DATASET RECORDS:

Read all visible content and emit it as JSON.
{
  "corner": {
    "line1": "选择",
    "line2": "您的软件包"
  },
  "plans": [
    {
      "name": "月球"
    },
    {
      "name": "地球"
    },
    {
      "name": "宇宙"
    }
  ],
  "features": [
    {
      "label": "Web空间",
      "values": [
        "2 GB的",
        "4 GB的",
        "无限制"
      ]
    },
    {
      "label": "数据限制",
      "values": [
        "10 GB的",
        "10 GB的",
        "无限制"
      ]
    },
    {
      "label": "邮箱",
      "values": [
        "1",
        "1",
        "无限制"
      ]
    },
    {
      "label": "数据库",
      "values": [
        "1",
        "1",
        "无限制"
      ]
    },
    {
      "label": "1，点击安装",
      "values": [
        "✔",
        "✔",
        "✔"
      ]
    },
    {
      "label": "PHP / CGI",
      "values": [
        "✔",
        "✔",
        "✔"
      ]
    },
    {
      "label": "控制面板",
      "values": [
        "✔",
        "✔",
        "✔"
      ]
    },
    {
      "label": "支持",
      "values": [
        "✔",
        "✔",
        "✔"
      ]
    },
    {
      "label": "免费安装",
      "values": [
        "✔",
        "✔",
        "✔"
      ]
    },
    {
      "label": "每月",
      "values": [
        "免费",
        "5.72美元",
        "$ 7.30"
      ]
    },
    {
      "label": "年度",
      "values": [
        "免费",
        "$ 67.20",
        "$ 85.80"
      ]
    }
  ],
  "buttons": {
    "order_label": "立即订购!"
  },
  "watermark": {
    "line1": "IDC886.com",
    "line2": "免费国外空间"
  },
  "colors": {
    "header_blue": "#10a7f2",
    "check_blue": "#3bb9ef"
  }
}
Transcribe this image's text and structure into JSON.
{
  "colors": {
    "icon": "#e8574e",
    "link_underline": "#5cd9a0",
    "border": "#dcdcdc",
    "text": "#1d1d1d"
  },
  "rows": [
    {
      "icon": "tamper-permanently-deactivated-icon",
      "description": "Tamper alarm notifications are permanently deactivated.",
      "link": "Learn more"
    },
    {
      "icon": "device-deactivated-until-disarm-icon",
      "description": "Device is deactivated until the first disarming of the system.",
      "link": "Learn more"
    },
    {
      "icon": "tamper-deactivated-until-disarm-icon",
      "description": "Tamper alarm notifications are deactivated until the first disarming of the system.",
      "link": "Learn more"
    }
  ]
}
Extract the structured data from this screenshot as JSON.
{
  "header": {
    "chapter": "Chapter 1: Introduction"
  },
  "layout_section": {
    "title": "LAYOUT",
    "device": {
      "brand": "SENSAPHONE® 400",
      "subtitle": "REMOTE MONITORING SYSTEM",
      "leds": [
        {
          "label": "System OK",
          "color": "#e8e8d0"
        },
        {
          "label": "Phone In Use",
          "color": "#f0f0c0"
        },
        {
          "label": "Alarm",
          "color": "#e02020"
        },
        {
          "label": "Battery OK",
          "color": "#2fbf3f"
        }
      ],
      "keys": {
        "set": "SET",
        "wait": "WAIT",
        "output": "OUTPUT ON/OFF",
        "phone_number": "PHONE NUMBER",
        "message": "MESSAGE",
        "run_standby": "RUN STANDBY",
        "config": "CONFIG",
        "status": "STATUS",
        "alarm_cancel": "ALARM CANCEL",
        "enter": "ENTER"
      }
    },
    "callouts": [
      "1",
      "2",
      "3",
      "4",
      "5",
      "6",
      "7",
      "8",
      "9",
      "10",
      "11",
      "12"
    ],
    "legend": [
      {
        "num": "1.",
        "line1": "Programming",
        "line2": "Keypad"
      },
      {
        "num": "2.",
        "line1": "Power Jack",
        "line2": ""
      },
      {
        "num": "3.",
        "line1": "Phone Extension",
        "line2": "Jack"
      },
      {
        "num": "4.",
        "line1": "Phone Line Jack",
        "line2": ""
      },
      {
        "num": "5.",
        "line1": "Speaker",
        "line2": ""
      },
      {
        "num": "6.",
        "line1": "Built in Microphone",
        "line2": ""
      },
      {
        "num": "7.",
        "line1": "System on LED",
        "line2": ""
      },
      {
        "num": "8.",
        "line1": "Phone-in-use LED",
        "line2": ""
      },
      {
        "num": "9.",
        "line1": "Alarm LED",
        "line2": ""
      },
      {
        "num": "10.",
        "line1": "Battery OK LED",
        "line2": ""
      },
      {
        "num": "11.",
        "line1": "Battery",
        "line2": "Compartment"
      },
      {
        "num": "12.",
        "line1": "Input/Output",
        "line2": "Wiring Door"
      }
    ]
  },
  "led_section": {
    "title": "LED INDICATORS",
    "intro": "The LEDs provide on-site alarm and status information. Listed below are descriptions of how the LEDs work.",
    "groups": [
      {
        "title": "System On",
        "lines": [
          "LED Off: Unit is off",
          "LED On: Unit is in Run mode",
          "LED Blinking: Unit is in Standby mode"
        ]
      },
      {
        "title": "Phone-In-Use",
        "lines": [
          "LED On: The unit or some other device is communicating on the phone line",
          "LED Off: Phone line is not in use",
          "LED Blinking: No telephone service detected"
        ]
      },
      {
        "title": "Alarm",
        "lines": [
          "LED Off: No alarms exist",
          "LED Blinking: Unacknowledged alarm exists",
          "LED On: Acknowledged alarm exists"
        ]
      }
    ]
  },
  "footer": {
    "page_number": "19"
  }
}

EXERCISE BRIEF:
Search the entries for the word "status" and pick out every line that holds it.

EXERCISE RESPONSE:
        "status": "STATUS",
    "intro": "The LEDs provide on-site alarm and status information. Listed below are descriptions of how the LEDs work.",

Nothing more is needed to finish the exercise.